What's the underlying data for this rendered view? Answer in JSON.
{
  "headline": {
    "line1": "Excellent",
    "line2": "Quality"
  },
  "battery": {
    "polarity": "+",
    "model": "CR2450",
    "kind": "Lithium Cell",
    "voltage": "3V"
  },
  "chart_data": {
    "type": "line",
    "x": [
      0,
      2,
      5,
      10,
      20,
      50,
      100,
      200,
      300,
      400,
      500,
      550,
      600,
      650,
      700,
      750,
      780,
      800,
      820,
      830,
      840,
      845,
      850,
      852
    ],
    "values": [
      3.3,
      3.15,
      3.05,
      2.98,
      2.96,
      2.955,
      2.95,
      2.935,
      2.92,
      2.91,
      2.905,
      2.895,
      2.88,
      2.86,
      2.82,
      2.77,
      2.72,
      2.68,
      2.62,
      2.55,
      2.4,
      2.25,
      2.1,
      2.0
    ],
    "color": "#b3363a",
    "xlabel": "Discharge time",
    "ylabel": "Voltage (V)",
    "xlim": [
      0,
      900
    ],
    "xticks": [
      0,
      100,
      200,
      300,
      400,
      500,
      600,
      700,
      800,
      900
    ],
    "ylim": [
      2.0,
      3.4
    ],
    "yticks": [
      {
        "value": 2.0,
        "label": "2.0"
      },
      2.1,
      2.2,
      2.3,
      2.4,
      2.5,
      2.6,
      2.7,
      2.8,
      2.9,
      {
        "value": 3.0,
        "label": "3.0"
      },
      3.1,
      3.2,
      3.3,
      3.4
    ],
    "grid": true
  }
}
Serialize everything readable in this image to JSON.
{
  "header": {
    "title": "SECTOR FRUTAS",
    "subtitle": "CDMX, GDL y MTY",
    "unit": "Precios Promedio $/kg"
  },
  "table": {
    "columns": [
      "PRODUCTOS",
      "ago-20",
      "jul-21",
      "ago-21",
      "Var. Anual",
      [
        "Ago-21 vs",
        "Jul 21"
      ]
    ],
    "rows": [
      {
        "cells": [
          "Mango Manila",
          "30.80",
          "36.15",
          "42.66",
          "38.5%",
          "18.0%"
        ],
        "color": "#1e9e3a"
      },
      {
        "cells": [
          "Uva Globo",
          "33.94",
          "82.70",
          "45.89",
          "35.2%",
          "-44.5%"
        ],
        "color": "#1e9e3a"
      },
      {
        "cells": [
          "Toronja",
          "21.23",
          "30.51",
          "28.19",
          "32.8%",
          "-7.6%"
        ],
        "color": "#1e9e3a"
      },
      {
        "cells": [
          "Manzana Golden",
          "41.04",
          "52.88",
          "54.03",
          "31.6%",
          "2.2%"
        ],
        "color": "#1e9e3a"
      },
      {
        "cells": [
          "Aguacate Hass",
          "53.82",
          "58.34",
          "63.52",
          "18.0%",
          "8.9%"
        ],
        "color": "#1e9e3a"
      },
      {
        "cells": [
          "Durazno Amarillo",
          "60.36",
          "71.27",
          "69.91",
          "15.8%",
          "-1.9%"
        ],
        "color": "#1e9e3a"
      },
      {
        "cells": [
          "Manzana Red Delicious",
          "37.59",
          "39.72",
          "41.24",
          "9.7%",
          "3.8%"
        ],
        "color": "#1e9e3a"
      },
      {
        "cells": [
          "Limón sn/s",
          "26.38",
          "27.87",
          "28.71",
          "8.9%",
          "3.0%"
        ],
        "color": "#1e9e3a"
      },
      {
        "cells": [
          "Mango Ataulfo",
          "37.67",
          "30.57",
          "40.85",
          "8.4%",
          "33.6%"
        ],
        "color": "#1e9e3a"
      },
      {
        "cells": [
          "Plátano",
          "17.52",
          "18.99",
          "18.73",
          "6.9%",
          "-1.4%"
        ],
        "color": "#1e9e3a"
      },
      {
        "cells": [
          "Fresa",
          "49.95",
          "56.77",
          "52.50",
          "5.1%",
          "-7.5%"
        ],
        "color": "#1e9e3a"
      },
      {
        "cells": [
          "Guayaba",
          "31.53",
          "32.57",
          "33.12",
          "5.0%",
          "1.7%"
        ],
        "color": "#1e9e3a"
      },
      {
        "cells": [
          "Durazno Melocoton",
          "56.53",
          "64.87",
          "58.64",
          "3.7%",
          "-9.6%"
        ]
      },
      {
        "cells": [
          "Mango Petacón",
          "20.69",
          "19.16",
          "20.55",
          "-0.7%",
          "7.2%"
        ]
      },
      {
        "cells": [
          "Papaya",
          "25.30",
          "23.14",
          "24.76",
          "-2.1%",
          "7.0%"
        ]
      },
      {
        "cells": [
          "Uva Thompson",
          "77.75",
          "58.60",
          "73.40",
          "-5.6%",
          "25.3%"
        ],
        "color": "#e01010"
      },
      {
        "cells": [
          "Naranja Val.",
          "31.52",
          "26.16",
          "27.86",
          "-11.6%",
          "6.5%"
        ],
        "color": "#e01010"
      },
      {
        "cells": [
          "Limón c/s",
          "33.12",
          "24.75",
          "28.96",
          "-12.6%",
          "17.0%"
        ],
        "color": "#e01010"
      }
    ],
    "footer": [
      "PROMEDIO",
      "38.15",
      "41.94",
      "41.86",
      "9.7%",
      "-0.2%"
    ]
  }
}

Description of the task: Read the entries and pick out all lines that include the word "this".

Output below:
What's the underlying data for this rendered view? Answer in JSON.
Serialize everything readable in this image to JSON.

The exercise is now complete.